§ **INPUT ROWS**:
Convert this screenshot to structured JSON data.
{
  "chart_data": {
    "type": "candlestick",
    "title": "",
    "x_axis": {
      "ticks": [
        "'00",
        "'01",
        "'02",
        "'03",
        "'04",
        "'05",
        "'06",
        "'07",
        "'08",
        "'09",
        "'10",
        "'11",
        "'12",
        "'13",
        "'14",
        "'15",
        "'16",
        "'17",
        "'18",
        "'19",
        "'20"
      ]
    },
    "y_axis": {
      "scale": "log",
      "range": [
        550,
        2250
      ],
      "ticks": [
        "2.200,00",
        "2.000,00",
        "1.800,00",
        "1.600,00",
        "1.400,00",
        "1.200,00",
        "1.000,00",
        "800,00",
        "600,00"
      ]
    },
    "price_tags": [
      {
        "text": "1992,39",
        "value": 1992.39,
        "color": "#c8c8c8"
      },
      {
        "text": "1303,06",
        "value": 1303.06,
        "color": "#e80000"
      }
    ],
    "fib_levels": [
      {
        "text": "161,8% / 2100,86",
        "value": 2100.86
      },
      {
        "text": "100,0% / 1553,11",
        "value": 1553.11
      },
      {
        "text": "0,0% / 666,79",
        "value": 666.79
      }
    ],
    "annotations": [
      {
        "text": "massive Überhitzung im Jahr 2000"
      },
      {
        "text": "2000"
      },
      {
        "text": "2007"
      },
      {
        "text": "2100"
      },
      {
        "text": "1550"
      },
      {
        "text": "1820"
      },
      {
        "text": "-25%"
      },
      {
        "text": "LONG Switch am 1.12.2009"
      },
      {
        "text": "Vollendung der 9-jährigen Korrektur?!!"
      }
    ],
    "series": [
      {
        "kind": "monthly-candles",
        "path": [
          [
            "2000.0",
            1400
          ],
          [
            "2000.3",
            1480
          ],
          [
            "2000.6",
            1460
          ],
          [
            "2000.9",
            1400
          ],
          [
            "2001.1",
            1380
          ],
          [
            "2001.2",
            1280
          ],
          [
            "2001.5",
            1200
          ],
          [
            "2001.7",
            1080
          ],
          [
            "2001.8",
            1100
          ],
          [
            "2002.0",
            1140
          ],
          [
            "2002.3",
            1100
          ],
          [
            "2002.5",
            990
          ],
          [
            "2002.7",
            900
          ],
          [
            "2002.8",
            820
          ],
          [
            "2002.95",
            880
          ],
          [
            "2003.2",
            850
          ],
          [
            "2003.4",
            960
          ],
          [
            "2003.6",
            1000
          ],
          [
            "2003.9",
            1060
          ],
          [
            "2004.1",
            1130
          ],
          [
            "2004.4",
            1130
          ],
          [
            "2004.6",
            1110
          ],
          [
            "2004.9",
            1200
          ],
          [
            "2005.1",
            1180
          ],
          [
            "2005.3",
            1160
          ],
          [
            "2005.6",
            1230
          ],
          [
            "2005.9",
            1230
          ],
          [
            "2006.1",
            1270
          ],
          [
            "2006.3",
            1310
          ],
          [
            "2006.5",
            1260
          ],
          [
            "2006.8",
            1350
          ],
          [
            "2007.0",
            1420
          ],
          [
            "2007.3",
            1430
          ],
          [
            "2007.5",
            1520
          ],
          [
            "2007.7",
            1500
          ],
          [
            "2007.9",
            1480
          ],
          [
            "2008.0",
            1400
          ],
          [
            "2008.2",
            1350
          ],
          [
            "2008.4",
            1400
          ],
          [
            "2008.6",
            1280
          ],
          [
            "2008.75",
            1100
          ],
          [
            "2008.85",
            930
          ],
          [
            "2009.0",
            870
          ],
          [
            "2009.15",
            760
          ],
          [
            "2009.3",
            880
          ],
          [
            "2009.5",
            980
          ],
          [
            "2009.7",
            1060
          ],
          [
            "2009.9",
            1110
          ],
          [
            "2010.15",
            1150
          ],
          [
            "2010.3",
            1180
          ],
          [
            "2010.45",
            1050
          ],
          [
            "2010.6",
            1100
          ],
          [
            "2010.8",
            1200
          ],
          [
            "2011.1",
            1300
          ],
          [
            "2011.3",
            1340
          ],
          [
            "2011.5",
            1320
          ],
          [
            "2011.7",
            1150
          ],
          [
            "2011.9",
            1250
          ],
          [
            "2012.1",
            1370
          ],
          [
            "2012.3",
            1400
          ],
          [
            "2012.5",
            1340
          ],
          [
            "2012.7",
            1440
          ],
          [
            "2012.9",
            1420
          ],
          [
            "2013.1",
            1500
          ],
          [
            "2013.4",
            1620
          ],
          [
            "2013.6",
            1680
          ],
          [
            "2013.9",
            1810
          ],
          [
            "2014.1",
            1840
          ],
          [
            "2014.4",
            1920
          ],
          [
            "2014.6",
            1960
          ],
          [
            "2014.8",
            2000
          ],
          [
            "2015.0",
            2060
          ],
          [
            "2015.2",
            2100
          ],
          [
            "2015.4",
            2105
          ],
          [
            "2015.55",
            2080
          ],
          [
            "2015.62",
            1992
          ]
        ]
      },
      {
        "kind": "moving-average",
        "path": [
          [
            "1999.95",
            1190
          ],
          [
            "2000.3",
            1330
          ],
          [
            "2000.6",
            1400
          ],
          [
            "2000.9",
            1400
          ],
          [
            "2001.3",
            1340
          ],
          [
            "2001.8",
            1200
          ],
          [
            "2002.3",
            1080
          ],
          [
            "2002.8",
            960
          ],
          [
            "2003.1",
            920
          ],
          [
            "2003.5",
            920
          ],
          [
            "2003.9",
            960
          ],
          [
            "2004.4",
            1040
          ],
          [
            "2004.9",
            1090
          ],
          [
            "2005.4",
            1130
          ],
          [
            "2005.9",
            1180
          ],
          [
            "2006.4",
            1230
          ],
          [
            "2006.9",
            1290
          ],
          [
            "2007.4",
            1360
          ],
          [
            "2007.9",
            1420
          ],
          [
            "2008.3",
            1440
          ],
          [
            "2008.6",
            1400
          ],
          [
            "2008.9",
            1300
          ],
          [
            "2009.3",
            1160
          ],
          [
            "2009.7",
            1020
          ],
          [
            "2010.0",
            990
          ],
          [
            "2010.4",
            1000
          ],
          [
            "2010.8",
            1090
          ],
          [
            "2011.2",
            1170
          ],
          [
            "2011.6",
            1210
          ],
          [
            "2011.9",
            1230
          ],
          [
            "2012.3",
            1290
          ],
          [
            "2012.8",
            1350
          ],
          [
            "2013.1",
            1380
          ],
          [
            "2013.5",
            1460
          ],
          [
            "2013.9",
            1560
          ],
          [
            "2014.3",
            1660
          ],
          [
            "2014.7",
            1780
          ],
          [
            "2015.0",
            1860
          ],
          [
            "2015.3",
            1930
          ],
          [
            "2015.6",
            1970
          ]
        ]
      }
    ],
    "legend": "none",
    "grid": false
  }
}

§ **WORK INSTRUCTIONS**:
Repeat all of the entries exactly.

§ **THE REPLY**:
Convert this screenshot to structured JSON data.
{
  "chart_data": {
    "type": "candlestick",
    "title": "",
    "x_axis": {
      "ticks": [
        "'00",
        "'01",
        "'02",
        "'03",
        "'04",
        "'05",
        "'06",
        "'07",
        "'08",
        "'09",
        "'10",
        "'11",
        "'12",
        "'13",
        "'14",
        "'15",
        "'16",
        "'17",
        "'18",
        "'19",
        "'20"
      ]
    },
    "y_axis": {
      "scale": "log",
      "range": [
        550,
        2250
      ],
      "ticks": [
        "2.200,00",
        "2.000,00",
        "1.800,00",
        "1.600,00",
        "1.400,00",
        "1.200,00",
        "1.000,00",
        "800,00",
        "600,00"
      ]
    },
    "price_tags": [
      {
        "text": "1992,39",
        "value": 1992.39,
        "color": "#c8c8c8"
      },
      {
        "text": "1303,06",
        "value": 1303.06,
        "color": "#e80000"
      }
    ],
    "fib_levels": [
      {
        "text": "161,8% / 2100,86",
        "value": 2100.86
      },
      {
        "text": "100,0% / 1553,11",
        "value": 1553.11
      },
      {
        "text": "0,0% / 666,79",
        "value": 666.79
      }
    ],
    "annotations": [
      {
        "text": "massive Überhitzung im Jahr 2000"
      },
      {
        "text": "2000"
      },
      {
        "text": "2007"
      },
      {
        "text": "2100"
      },
      {
        "text": "1550"
      },
      {
        "text": "1820"
      },
      {
        "text": "-25%"
      },
      {
        "text": "LONG Switch am 1.12.2009"
      },
      {
        "text": "Vollendung der 9-jährigen Korrektur?!!"
      }
    ],
    "series": [
      {
        "kind": "monthly-candles",
        "path": [
          [
            "2000.0",
            1400
          ],
          [
            "2000.3",
            1480
          ],
          [
            "2000.6",
            1460
          ],
          [
            "2000.9",
            1400
          ],
          [
            "2001.1",
            1380
          ],
          [
            "2001.2",
            1280
          ],
          [
            "2001.5",
            1200
          ],
          [
            "2001.7",
            1080
          ],
          [
            "2001.8",
            1100
          ],
          [
            "2002.0",
            1140
          ],
          [
            "2002.3",
            1100
          ],
          [
            "2002.5",
            990
          ],
          [
            "2002.7",
            900
          ],
          [
            "2002.8",
            820
          ],
          [
            "2002.95",
            880
          ],
          [
            "2003.2",
            850
          ],
          [
            "2003.4",
            960
          ],
          [
            "2003.6",
            1000
          ],
          [
            "2003.9",
            1060
          ],
          [
            "2004.1",
            1130
          ],
          [
            "2004.4",
            1130
          ],
          [
            "2004.6",
            1110
          ],
          [
            "2004.9",
            1200
          ],
          [
            "2005.1",
            1180
          ],
          [
            "2005.3",
            1160
          ],
          [
            "2005.6",
            1230
          ],
          [
            "2005.9",
            1230
          ],
          [
            "2006.1",
            1270
          ],
          [
            "2006.3",
            1310
          ],
          [
            "2006.5",
            1260
          ],
          [
            "2006.8",
            1350
          ],
          [
            "2007.0",
            1420
          ],
          [
            "2007.3",
            1430
          ],
          [
            "2007.5",
            1520
          ],
          [
            "2007.7",
            1500
          ],
          [
            "2007.9",
            1480
          ],
          [
            "2008.0",
            1400
          ],
          [
            "2008.2",
            1350
          ],
          [
            "2008.4",
            1400
          ],
          [
            "2008.6",
            1280
          ],
          [
            "2008.75",
            1100
          ],
          [
            "2008.85",
            930
          ],
          [
            "2009.0",
            870
          ],
          [
            "2009.15",
            760
          ],
          [
            "2009.3",
            880
          ],
          [
            "2009.5",
            980
          ],
          [
            "2009.7",
            1060
          ],
          [
            "2009.9",
            1110
          ],
          [
            "2010.15",
            1150
          ],
          [
            "2010.3",
            1180
          ],
          [
            "2010.45",
            1050
          ],
          [
            "2010.6",
            1100
          ],
          [
            "2010.8",
            1200
          ],
          [
            "2011.1",
            1300
          ],
          [
            "2011.3",
            1340
          ],
          [
            "2011.5",
            1320
          ],
          [
            "2011.7",
            1150
          ],
          [
            "2011.9",
            1250
          ],
          [
            "2012.1",
            1370
          ],
          [
            "2012.3",
            1400
          ],
          [
            "2012.5",
            1340
          ],
          [
            "2012.7",
            1440
          ],
          [
            "2012.9",
            1420
          ],
          [
            "2013.1",
            1500
          ],
          [
            "2013.4",
            1620
          ],
          [
            "2013.6",
            1680
          ],
          [
            "2013.9",
            1810
          ],
          [
            "2014.1",
            1840
          ],
          [
            "2014.4",
            1920
          ],
          [
            "2014.6",
            1960
          ],
          [
            "2014.8",
            2000
          ],
          [
            "2015.0",
            2060
          ],
          [
            "2015.2",
            2100
          ],
          [
            "2015.4",
            2105
          ],
          [
            "2015.55",
            2080
          ],
          [
            "2015.62",
            1992
          ]
        ]
      },
      {
        "kind": "moving-average",
        "path": [
          [
            "1999.95",
            1190
          ],
          [
            "2000.3",
            1330
          ],
          [
            "2000.6",
            1400
          ],
          [
            "2000.9",
            1400
          ],
          [
            "2001.3",
            1340
          ],
          [
            "2001.8",
            1200
          ],
          [
            "2002.3",
            1080
          ],
          [
            "2002.8",
            960
          ],
          [
            "2003.1",
            920
          ],
          [
            "2003.5",
            920
          ],
          [
            "2003.9",
            960
          ],
          [
            "2004.4",
            1040
          ],
          [
            "2004.9",
            1090
          ],
          [
            "2005.4",
            1130
          ],
          [
            "2005.9",
            1180
          ],
          [
            "2006.4",
            1230
          ],
          [
            "2006.9",
            1290
          ],
          [
            "2007.4",
            1360
          ],
          [
            "2007.9",
            1420
          ],
          [
            "2008.3",
            1440
          ],
          [
            "2008.6",
            1400
          ],
          [
            "2008.9",
            1300
          ],
          [
            "2009.3",
            1160
          ],
          [
            "2009.7",
            1020
          ],
          [
            "2010.0",
            990
          ],
          [
            "2010.4",
            1000
          ],
          [
            "2010.8",
            1090
          ],
          [
            "2011.2",
            1170
          ],
          [
            "2011.6",
            1210
          ],
          [
            "2011.9",
            1230
          ],
          [
            "2012.3",
            1290
          ],
          [
            "2012.8",
            1350
          ],
          [
            "2013.1",
            1380
          ],
          [
            "2013.5",
            1460
          ],
          [
            "2013.9",
            1560
          ],
          [
            "2014.3",
            1660
          ],
          [
            "2014.7",
            1780
          ],
          [
            "2015.0",
            1860
          ],
          [
            "2015.3",
            1930
          ],
          [
            "2015.6",
            1970
          ]
        ]
      }
    ],
    "legend": "none",
    "grid": false
  }
}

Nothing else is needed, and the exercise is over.